◆ **What you should do**:
Your task is to repeat the entries exactly. Leave the pictures out.

◆ **Supplied material**:
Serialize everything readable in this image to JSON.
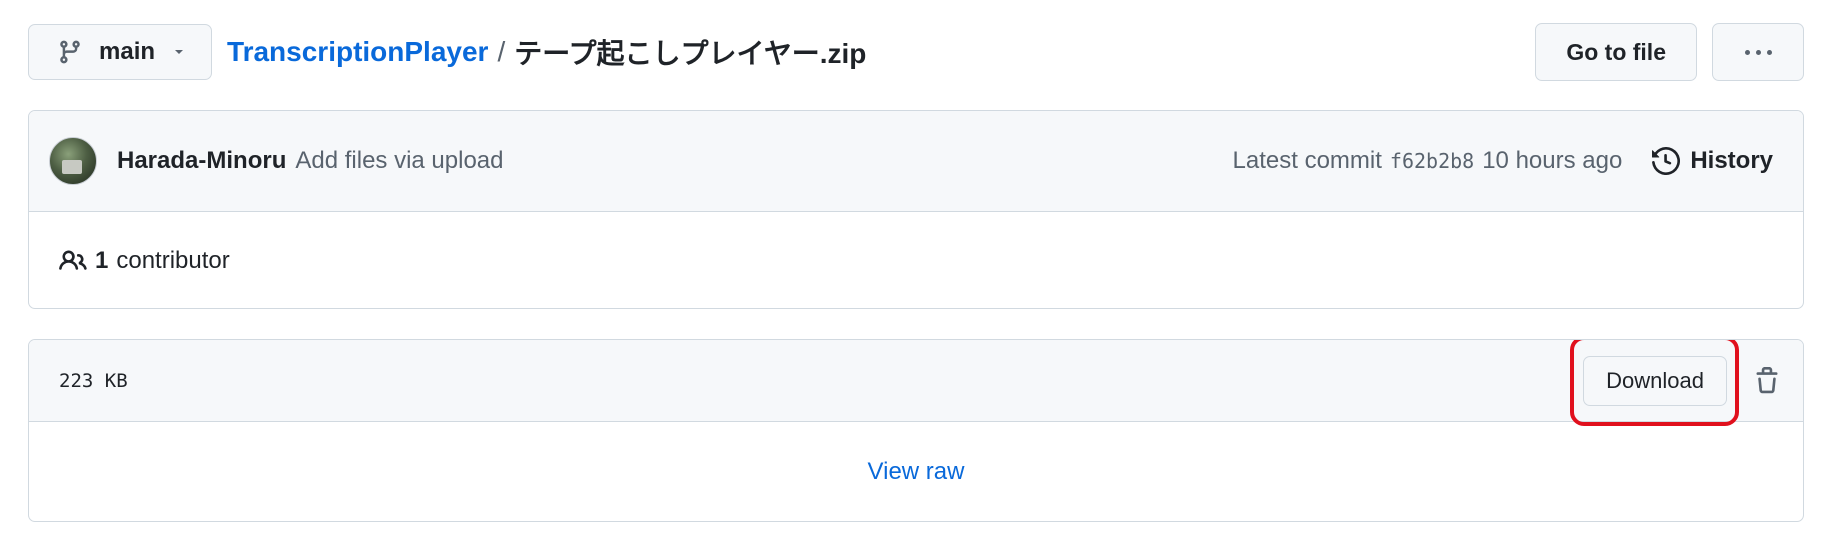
{
  "branch": {
    "name": "main",
    "icon": "git-branch-icon"
  },
  "breadcrumb": {
    "repo": "TranscriptionPlayer",
    "separator": "/",
    "file": "テープ起こしプレイヤー.zip"
  },
  "header_actions": {
    "go_to_file": "Go to file",
    "more_icon": "kebab-horizontal-icon"
  },
  "commit": {
    "author": "Harada-Minoru",
    "message": "Add files via upload",
    "latest_label": "Latest commit",
    "sha": "f62b2b8",
    "time": "10 hours ago",
    "history_label": "History"
  },
  "contributors": {
    "count": "1",
    "label": "contributor"
  },
  "file": {
    "size": "223 KB",
    "download_label": "Download",
    "view_raw_label": "View raw"
  },
  "colors": {
    "link": "#0969da",
    "highlight": "#e0101d",
    "muted": "#59636e",
    "border": "#d1d9e0",
    "panel": "#f6f8fa"
  }
}
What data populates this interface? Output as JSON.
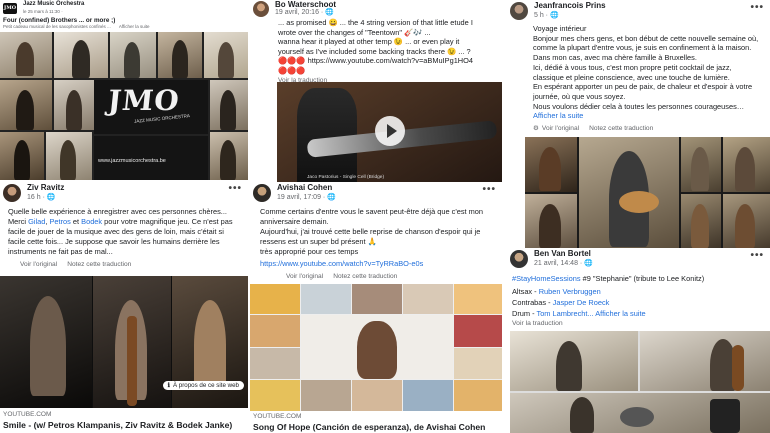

◆ **Task result**:
Serialize everything readable in this image to JSON.
{
  "branch": {
    "name": "main",
    "icon": "git-branch-icon"
  },
  "breadcrumb": {
    "repo": "TranscriptionPlayer",
    "separator": "/",
    "file": "テープ起こしプレイヤー.zip"
  },
  "header_actions": {
    "go_to_file": "Go to file",
    "more_icon": "kebab-horizontal-icon"
  },
  "commit": {
    "author": "Harada-Minoru",
    "message": "Add files via upload",
    "latest_label": "Latest commit",
    "sha": "f62b2b8",
    "time": "10 hours ago",
    "history_label": "History"
  },
  "contributors": {
    "count": "1",
    "label": "contributor"
  },
  "file": {
    "size": "223 KB",
    "download_label": "Download",
    "view_raw_label": "View raw"
  },
  "colors": {
    "link": "#0969da",
    "highlight": "#e0101d",
    "muted": "#59636e",
    "border": "#d1d9e0",
    "panel": "#f6f8fa"
  }
}
What data populates this interface? Output as JSON.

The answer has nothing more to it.